LISTING:
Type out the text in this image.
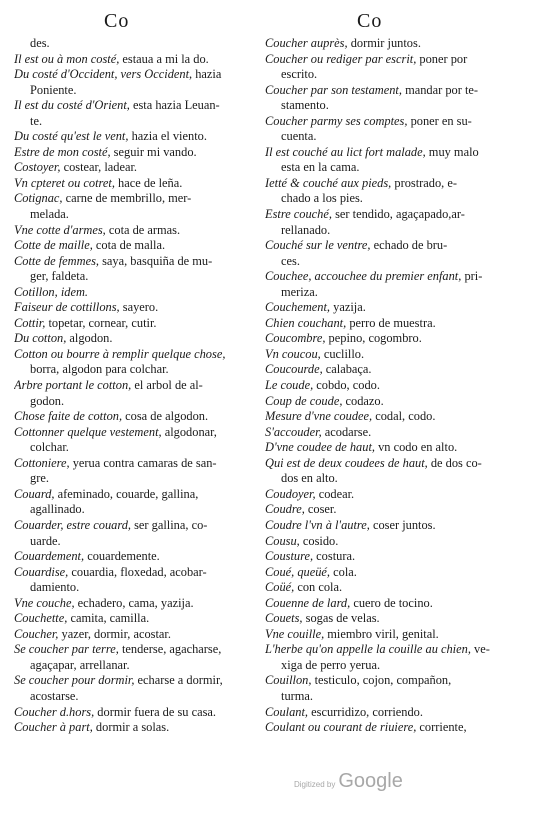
Co	Co
des.
Il est ou à mon costé, estaua a mi la do.
Du costé d'Occident, vers Occident, hazia
Poniente.
Il est du costé d'Orient, esta hazia Leuan-
te.
Du costé qu'est le vent, hazia el viento.
Estre de mon costé, seguir mi vando.
Costoyer, costear, ladear.
Vn cpteret ou cotret, hace de leña.
Cotignac, carne de membrillo, mer-
melada.
Vne cotte d'armes, cota de armas.
Cotte de maille, cota de malla.
Cotte de femmes, saya, basquiña de mu-
ger, faldeta.
Cotillon, idem.
Faiseur de cottillons, sayero.
Cottir, topetar, cornear, cutir.
Du cotton, algodon.
Cotton ou bourre à remplir quelque chose,
borra, algodon para colchar.
Arbre portant le cotton, el arbol de al-
godon.
Chose faite de cotton, cosa de algodon.
Cottonner quelque vestement, algodonar,
colchar.
Cottoniere, yerua contra camaras de san-
gre.
Couard, afeminado, couarde, gallina,
agallinado.
Couarder, estre couard, ser gallina, co-
uarde.
Couardement, couardemente.
Couardise, couardia, floxedad, acobar-
damiento.
Vne couche, echadero, cama, yazija.
Couchette, camita, camilla.
Coucher, yazer, dormir, acostar.
Se coucher par terre, tenderse, agacharse,
agaçapar, arrellanar.
Se coucher pour dormir, echarse a dormir,
acostarse.
Coucher d.hors, dormir fuera de su casa.
Coucher à part, dormir a solas.
Coucher auprès, dormir juntos.
Coucher ou rediger par escrit, poner por
escrito.
Coucher par son testament, mandar por te-
stamento.
Coucher parmy ses comptes, poner en su-
cuenta.
Il est couché au lict fort malade, muy malo
esta en la cama.
Ietté & couché aux pieds, prostrado, e-
chado a los pies.
Estre couché, ser tendido, agaçapado,ar-
rellanado.
Couché sur le ventre, echado de bru-
ces.
Couchee, accouchee du premier enfant, pri-
meriza.
Couchement, yazija.
Chien couchant, perro de muestra.
Coucombre, pepino, cogombro.
Vn coucou, cuclillo.
Coucourde, calabaça.
Le coude, cobdo, codo.
Coup de coude, codazo.
Mesure d'vne coudee, codal, codo.
S'accouder, acodarse.
D'vne coudee de haut, vn codo en alto.
Qui est de deux coudees de haut, de dos co-
dos en alto.
Coudoyer, codear.
Coudre, coser.
Coudre l'vn à l'autre, coser juntos.
Cousu, cosido.
Cousture, costura.
Coué, queüé, cola.
Coüé, con cola.
Couenne de lard, cuero de tocino.
Couets, sogas de velas.
Vne couille, miembro viril, genital.
L'herbe qu'on appelle la couille au chien, ve-
xiga de perro yerua.
Couillon, testiculo, cojon, compañon,
turma.
Coulant, escurridizo, corriendo.
Coulant ou courant de riuiere, corriente,
Digitized by Google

TASK BRIEF:
From the entries above, list each line with "couille" in it.

SOLUTION FOR THIS PROBLEM:
Vne couille, miembro viril, genital.
L'herbe qu'on appelle la couille au chien, ve-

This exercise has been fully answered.